>>>

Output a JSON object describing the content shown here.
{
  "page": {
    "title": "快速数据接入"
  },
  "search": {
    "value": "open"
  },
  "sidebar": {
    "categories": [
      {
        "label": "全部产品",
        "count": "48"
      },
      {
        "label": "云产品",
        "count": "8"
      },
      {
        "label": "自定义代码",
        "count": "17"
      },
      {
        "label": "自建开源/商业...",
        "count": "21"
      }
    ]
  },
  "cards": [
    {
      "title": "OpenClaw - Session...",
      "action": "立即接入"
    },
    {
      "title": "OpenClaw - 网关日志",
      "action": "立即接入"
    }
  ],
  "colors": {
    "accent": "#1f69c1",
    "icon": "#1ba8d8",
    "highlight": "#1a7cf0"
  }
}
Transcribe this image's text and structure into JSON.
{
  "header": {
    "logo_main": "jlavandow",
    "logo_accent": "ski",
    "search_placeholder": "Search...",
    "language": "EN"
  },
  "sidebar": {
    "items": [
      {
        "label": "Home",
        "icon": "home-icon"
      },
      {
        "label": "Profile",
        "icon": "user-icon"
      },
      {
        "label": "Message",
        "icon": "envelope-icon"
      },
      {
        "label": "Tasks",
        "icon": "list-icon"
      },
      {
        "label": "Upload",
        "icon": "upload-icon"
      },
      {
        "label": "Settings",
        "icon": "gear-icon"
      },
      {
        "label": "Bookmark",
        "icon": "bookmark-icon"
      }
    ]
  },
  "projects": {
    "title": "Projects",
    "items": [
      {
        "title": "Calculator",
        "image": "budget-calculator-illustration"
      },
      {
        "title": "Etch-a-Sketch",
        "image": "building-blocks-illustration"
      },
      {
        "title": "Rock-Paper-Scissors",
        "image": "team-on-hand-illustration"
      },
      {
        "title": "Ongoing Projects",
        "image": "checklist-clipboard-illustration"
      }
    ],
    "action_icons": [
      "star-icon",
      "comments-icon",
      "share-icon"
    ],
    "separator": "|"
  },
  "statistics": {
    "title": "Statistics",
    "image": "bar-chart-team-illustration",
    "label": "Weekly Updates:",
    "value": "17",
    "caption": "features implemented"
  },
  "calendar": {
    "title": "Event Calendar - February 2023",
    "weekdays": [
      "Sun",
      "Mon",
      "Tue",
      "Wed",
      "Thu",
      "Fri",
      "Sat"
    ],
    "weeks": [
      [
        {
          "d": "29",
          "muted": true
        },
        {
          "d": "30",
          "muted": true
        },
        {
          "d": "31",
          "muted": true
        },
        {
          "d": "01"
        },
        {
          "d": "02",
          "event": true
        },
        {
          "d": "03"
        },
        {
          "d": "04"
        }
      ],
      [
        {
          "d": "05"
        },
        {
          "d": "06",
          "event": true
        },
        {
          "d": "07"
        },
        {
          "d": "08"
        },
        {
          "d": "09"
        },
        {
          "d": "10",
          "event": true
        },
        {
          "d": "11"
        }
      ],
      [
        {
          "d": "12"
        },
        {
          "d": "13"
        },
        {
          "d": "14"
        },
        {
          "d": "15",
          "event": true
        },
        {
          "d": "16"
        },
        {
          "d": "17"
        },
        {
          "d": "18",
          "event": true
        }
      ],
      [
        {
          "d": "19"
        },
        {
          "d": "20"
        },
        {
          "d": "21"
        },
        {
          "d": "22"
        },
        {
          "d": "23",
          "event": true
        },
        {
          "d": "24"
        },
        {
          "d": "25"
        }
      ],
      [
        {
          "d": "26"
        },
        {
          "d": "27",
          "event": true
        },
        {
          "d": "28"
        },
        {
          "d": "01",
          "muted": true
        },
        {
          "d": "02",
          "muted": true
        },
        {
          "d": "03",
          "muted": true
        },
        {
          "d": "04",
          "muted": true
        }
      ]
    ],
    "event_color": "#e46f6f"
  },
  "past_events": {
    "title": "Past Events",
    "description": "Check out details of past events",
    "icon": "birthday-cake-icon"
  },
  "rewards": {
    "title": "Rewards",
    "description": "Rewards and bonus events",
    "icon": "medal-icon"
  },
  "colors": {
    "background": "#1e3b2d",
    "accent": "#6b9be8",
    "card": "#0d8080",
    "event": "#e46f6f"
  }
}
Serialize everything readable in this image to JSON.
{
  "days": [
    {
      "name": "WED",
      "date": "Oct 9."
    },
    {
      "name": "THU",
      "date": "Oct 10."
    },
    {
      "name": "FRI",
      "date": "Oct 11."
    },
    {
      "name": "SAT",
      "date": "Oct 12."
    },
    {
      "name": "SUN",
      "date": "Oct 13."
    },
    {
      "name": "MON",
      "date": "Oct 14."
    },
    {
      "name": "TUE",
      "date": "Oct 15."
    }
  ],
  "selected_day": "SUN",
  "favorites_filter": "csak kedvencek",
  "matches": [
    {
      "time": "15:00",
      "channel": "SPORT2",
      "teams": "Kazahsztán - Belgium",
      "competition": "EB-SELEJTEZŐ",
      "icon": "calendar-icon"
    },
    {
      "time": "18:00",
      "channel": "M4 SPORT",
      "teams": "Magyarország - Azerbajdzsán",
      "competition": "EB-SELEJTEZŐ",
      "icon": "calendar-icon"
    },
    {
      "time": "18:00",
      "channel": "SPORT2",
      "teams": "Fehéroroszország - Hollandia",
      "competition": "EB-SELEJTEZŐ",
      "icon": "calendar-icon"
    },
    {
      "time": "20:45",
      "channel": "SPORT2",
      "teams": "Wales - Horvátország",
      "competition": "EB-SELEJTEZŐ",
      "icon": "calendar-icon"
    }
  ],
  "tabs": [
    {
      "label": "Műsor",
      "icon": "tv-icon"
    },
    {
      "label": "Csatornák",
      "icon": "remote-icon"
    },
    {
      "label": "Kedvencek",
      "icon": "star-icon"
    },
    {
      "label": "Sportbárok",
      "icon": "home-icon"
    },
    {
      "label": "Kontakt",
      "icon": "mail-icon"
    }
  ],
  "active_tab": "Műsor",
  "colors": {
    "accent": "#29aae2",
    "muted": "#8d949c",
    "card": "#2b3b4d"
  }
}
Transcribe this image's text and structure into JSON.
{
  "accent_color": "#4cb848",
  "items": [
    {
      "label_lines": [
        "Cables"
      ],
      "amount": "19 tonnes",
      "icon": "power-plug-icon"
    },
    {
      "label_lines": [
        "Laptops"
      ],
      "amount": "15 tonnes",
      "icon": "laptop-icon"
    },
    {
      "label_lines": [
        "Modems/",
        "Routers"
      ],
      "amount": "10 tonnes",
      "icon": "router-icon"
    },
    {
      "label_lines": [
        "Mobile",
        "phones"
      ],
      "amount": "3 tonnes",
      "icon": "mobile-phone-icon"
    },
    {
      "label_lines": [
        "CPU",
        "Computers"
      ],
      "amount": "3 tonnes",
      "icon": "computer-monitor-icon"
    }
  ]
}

<<<

→ TO DO
Scan the data for the word "title" and copy every line where it shows up.

→ REPLY
    "title": "快速数据接入"
      "title": "OpenClaw - Session...",
      "title": "OpenClaw - 网关日志",
    "title": "Projects",
        "title": "Calculator",
        "title": "Etch-a-Sketch",
        "title": "Rock-Paper-Scissors",
        "title": "Ongoing Projects",
    "title": "Statistics",
    "title": "Event Calendar - February 2023",
    "title": "Past Events",
    "title": "Rewards",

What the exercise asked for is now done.